**To be done**
Determine the number of lines containing the word "World", and state that figure alone.

---------- Data lines

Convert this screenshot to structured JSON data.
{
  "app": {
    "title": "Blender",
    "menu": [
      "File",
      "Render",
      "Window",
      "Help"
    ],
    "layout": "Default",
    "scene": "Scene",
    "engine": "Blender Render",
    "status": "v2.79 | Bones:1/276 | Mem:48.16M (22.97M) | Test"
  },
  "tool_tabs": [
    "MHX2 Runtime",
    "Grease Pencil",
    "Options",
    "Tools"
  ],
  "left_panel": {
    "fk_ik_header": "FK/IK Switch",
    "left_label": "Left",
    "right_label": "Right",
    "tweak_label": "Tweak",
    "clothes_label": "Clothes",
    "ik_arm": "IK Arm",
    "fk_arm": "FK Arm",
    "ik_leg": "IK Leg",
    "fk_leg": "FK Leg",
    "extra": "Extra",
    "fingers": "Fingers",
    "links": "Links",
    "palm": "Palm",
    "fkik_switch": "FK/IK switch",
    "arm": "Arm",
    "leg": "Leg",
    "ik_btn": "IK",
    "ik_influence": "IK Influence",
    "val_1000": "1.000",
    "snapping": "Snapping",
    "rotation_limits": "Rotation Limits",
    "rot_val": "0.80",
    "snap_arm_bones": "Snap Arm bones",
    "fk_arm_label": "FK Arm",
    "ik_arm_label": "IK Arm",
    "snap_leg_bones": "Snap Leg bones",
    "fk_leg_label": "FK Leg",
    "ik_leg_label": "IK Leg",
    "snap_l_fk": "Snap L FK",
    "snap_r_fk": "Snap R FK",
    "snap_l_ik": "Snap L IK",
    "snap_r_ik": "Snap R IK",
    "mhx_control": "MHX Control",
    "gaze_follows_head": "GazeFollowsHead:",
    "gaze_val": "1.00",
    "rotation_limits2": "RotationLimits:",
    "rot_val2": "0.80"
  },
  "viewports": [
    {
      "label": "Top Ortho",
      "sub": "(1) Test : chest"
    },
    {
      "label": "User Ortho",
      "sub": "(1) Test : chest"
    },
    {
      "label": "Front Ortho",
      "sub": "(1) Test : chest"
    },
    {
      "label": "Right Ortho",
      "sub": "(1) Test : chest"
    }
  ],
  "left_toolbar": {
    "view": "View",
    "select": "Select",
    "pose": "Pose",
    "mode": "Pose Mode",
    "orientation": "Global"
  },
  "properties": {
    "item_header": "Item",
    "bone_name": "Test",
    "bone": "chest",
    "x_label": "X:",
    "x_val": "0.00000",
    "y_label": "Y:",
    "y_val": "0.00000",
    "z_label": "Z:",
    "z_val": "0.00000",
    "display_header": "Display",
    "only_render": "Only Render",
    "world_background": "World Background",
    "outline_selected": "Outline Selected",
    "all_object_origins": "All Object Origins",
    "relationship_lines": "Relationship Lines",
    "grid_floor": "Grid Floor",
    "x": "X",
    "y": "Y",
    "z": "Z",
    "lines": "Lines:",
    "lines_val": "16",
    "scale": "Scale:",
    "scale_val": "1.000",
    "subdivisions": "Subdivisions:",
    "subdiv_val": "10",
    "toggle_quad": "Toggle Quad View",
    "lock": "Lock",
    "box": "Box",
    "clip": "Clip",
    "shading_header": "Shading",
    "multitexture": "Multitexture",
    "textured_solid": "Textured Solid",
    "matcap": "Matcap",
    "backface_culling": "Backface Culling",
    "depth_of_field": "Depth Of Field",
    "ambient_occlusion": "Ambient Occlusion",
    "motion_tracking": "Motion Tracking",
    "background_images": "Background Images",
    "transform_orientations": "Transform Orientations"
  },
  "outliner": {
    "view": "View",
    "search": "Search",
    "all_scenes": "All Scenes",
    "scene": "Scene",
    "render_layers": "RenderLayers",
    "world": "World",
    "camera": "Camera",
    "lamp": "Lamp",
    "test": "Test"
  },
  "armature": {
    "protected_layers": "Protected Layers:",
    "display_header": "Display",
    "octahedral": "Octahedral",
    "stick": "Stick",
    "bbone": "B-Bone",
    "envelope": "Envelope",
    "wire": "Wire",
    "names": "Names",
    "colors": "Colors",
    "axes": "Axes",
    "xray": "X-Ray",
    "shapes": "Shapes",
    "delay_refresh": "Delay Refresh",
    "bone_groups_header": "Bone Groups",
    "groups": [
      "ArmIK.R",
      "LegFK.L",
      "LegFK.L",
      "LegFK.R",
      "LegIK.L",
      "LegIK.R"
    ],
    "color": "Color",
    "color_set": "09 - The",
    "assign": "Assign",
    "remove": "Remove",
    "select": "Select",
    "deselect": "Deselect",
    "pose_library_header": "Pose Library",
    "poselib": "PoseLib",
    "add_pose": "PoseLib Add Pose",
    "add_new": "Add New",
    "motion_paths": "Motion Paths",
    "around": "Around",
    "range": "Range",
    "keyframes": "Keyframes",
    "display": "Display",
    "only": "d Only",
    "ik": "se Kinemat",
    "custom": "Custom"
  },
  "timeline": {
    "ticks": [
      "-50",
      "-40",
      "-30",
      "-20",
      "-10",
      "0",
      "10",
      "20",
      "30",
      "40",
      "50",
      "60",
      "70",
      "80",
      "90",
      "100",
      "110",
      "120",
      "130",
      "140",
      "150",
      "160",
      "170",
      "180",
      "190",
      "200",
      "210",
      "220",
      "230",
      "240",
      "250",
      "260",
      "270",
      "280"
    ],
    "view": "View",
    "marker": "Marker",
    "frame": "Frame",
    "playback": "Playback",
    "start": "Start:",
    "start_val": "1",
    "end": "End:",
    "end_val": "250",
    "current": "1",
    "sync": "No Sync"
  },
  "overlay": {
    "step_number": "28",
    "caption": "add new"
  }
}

--------------------

**Result for this exercise**
2